-- start Recorded data --

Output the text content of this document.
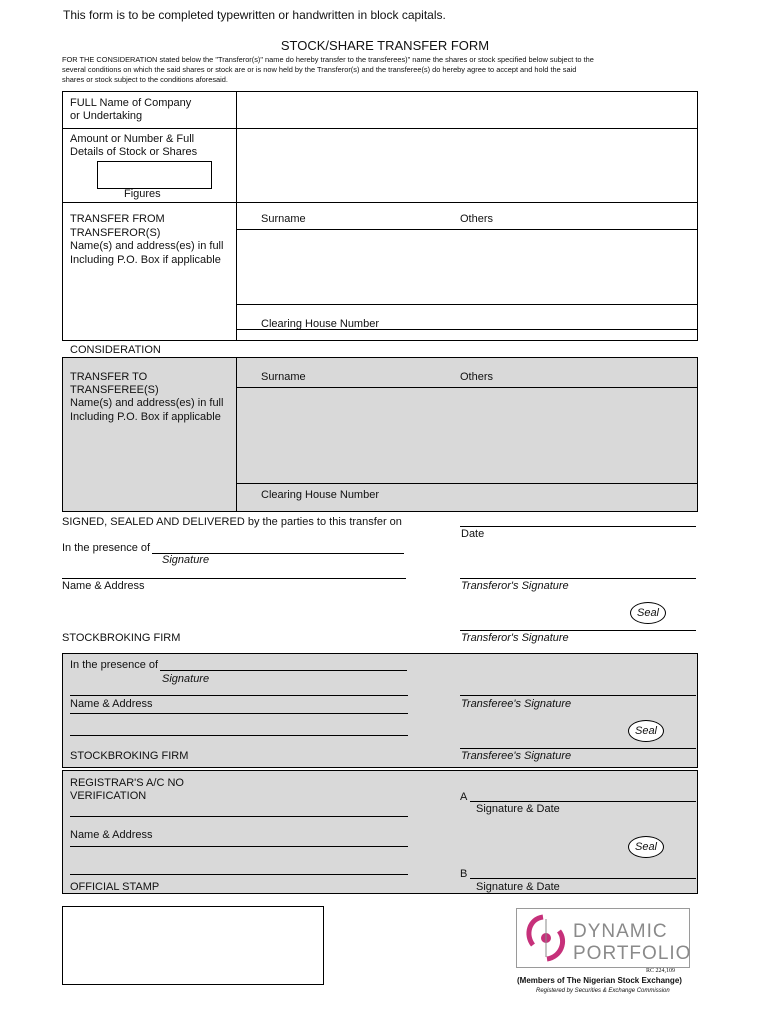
This form is to be completed typewritten or handwritten in block capitals.
STOCK/SHARE TRANSFER FORM
FOR THE CONSIDERATION stated below the "Transferor(s)" name do hereby transfer to the transferees)" name the shares or stock specified below subject to the
several conditions on which the said shares or stock are or is now held by the Transferor(s) and the transferee(s) do hereby agree to accept and hold the said
shares or stock subject to the conditions aforesaid.
FULL Name of Company
or Undertaking
Amount or Number & Full
Details of Stock or Shares
Figures
TRANSFER FROM
TRANSFEROR(S)
Name(s) and address(es) in full
Including P.O. Box if applicable
Surname	Others
Clearing House Number
CONSIDERATION
TRANSFER TO
TRANSFEREE(S)
Name(s) and address(es) in full
Including P.O. Box if applicable
Surname	Others
Clearing House Number
SIGNED, SEALED AND DELIVERED by the parties to this transfer on
Date
In the presence of
Signature
Name & Address	Transferor's Signature
Seal
STOCKBROKING FIRM	Transferor's Signature
In the presence of
Signature
Name & Address	Transferee's Signature
Seal
STOCKBROKING FIRM	Transferee's Signature
REGISTRAR'S A/C NO
VERIFICATION	A
Signature & Date
Name & Address
Seal
B
OFFICIAL STAMP	Signature & Date
DYNAMIC
PORTFOLIO
RC 224,109
(Members of The Nigerian Stock Exchange)
Registered by Securities & Exchange Commission
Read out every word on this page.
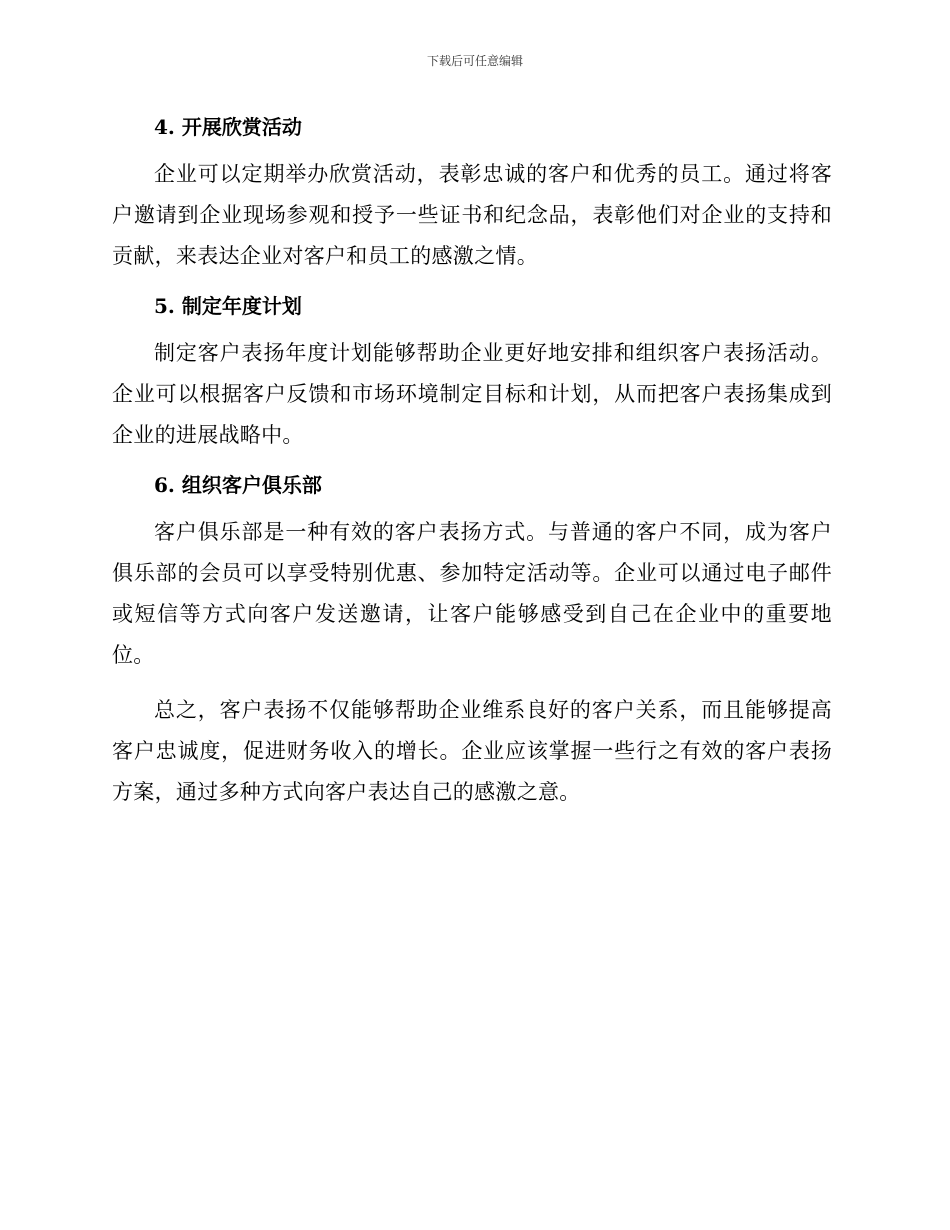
下载后可任意编辑
4. 开展欣赏活动

企业可以定期举办欣赏活动，表彰忠诚的客户和优秀的员工。通过将客户邀请到企业现场参观和授予一些证书和纪念品，表彰他们对企业的支持和贡献，来表达企业对客户和员工的感激之情。

5. 制定年度计划

制定客户表扬年度计划能够帮助企业更好地安排和组织客户表扬活动。企业可以根据客户反馈和市场环境制定目标和计划，从而把客户表扬集成到企业的进展战略中。

6. 组织客户俱乐部

客户俱乐部是一种有效的客户表扬方式。与普通的客户不同，成为客户俱乐部的会员可以享受特别优惠、参加特定活动等。企业可以通过电子邮件或短信等方式向客户发送邀请，让客户能够感受到自己在企业中的重要地位。

总之，客户表扬不仅能够帮助企业维系良好的客户关系，而且能够提高客户忠诚度，促进财务收入的增长。企业应该掌握一些行之有效的客户表扬方案，通过多种方式向客户表达自己的感激之意。
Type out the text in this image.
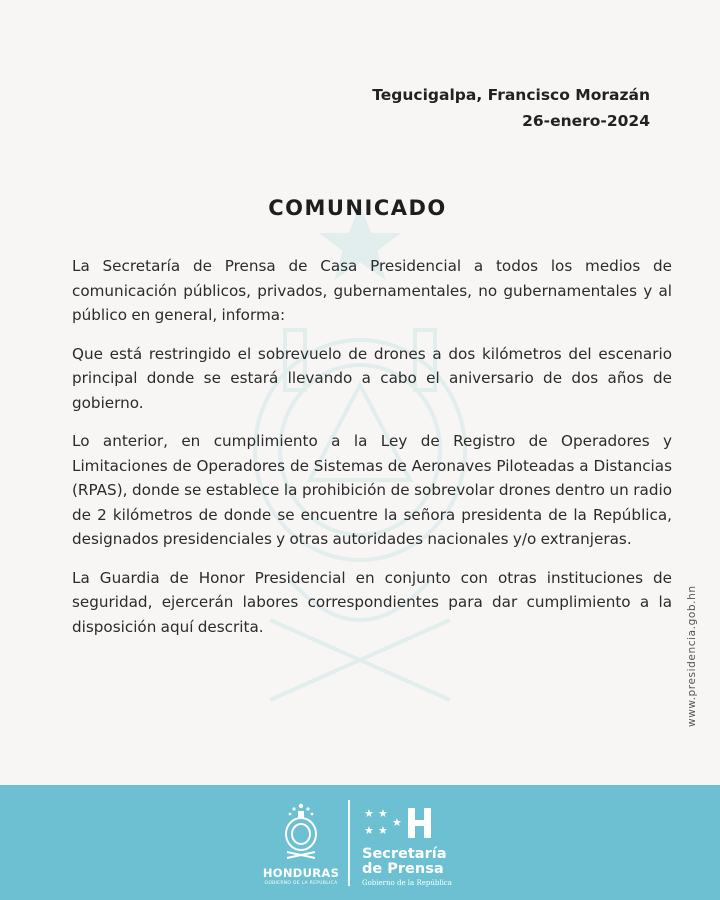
Tegucigalpa, Francisco Morazán
26-enero-2024
COMUNICADO

La Secretaría de Prensa de Casa Presidencial a todos los medios de comunicación públicos, privados, gubernamentales, no gubernamentales y al público en general, informa:

Que está restringido el sobrevuelo de drones a dos kilómetros del escenario principal donde se estará llevando a cabo el aniversario de dos años de gobierno.

Lo anterior, en cumplimiento a la Ley de Registro de Operadores y Limitaciones de Operadores de Sistemas de Aeronaves Piloteadas a Distancias (RPAS), donde se establece la prohibición de sobrevolar drones dentro un radio de 2 kilómetros de donde se encuentre la señora presidenta de la República, designados presidenciales y otras autoridades nacionales y/o extranjeras.

La Guardia de Honor Presidencial en conjunto con otras instituciones de seguridad, ejercerán labores correspondientes para dar cumplimiento a la disposición aquí descrita.	www.presidencia.gob.hn
HONDURAS
GOBIERNO DE LA REPÚBLICA
★ ★
★ ★
★
Secretaría
de Prensa
Gobierno de la República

-- end Recorded data --

Exercise task: Read through the lines above and collect those that contain the string "FIRM".

The response:
STOCKBROKING FIRM	Transferor's Signature
STOCKBROKING FIRM	Transferee's Signature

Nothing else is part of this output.